--- start of Material for the task ---

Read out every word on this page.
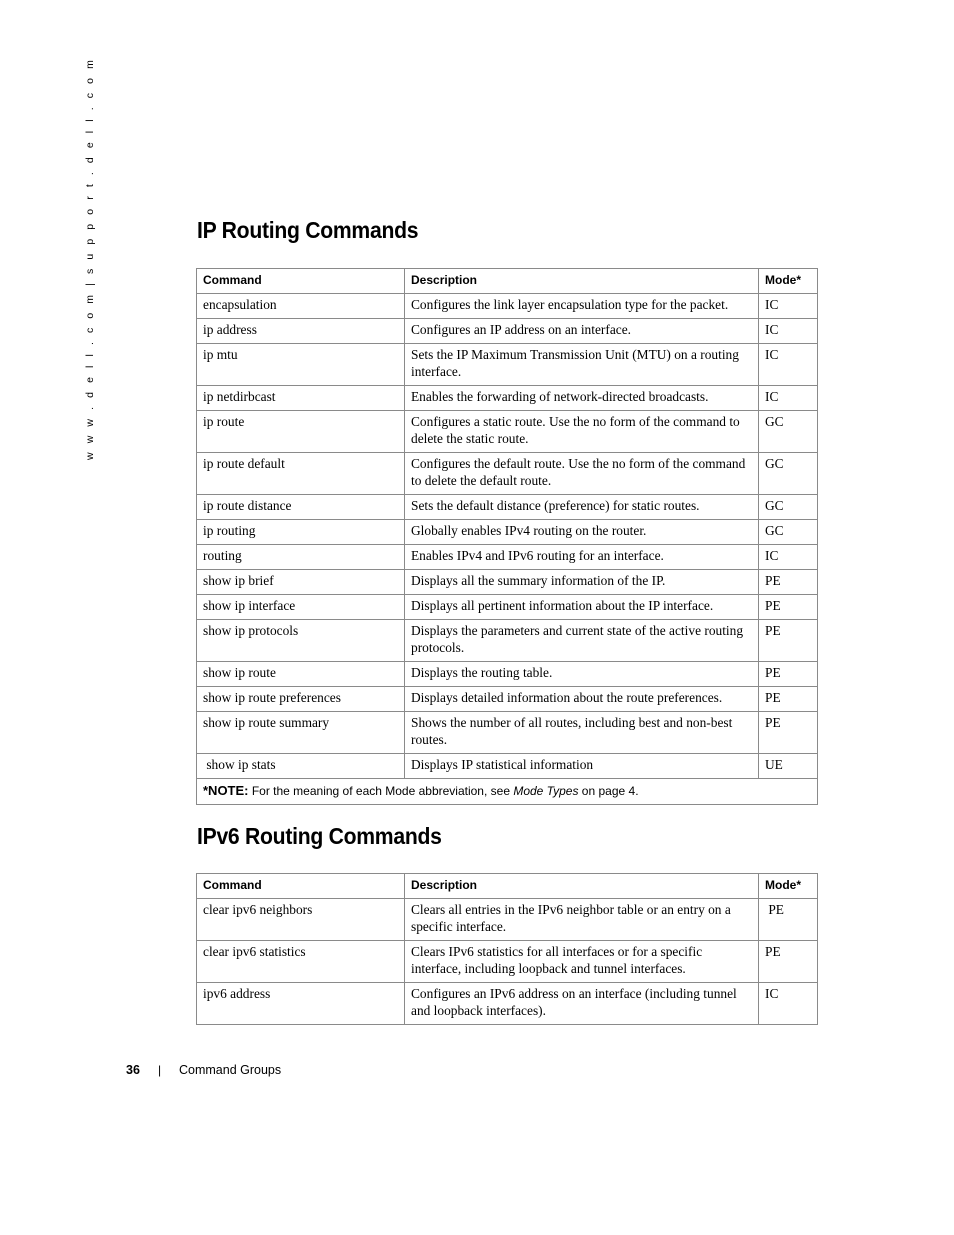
w w w . d e l l . c o m | s u p p o r t . d e l l . c o m	IP Routing Commands
Command	Description	Mode*
encapsulation	Configures the link layer encapsulation type for the packet.	IC
ip address	Configures an IP address on an interface.	IC
ip mtu	Sets the IP Maximum Transmission Unit (MTU) on a routing interface.	IC
ip netdirbcast	Enables the forwarding of network-directed broadcasts.	IC
ip route	Configures a static route. Use the no form of the command to delete the static route.	GC
ip route default	Configures the default route. Use the no form of the command to delete the default route.	GC
ip route distance	Sets the default distance (preference) for static routes.	GC
ip routing	Globally enables IPv4 routing on the router.	GC
routing	Enables IPv4 and IPv6 routing for an interface.	IC
show ip brief	Displays all the summary information of the IP.	PE
show ip interface	Displays all pertinent information about the IP interface.	PE
show ip protocols	Displays the parameters and current state of the active routing protocols.	PE
show ip route	Displays the routing table.	PE
show ip route preferences	Displays detailed information about the route preferences.	PE
show ip route summary	Shows the number of all routes, including best and non-best routes.	PE
show ip stats	Displays IP statistical information	UE
*NOTE: For the meaning of each Mode abbreviation, see Mode Types on page 4.		
IPv6 Routing Commands
Command	Description	Mode*
clear ipv6 neighbors	Clears all entries in the IPv6 neighbor table or an entry on a specific interface.	PE
clear ipv6 statistics	Clears IPv6 statistics for all interfaces or for a specific interface, including loopback and tunnel interfaces.	PE
ipv6 address	Configures an IPv6 address on an interface (including tunnel and loopback interfaces).	IC
36 | Command Groups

--- end of Material for the task ---

Challenge: Leave out the pictures and print each record exactly as it stands.

In response:
Read out every word on this page.
w w w . d e l l . c o m | s u p p o r t . d e l l . c o m	IP Routing Commands
Command	Description	Mode*
encapsulation	Configures the link layer encapsulation type for the packet.	IC
ip address	Configures an IP address on an interface.	IC
ip mtu	Sets the IP Maximum Transmission Unit (MTU) on a routing interface.	IC
ip netdirbcast	Enables the forwarding of network-directed broadcasts.	IC
ip route	Configures a static route. Use the no form of the command to delete the static route.	GC
ip route default	Configures the default route. Use the no form of the command to delete the default route.	GC
ip route distance	Sets the default distance (preference) for static routes.	GC
ip routing	Globally enables IPv4 routing on the router.	GC
routing	Enables IPv4 and IPv6 routing for an interface.	IC
show ip brief	Displays all the summary information of the IP.	PE
show ip interface	Displays all pertinent information about the IP interface.	PE
show ip protocols	Displays the parameters and current state of the active routing protocols.	PE
show ip route	Displays the routing table.	PE
show ip route preferences	Displays detailed information about the route preferences.	PE
show ip route summary	Shows the number of all routes, including best and non-best routes.	PE
show ip stats	Displays IP statistical information	UE
*NOTE: For the meaning of each Mode abbreviation, see Mode Types on page 4.		
IPv6 Routing Commands
Command	Description	Mode*
clear ipv6 neighbors	Clears all entries in the IPv6 neighbor table or an entry on a specific interface.	PE
clear ipv6 statistics	Clears IPv6 statistics for all interfaces or for a specific interface, including loopback and tunnel interfaces.	PE
ipv6 address	Configures an IPv6 address on an interface (including tunnel and loopback interfaces).	IC
36 | Command Groups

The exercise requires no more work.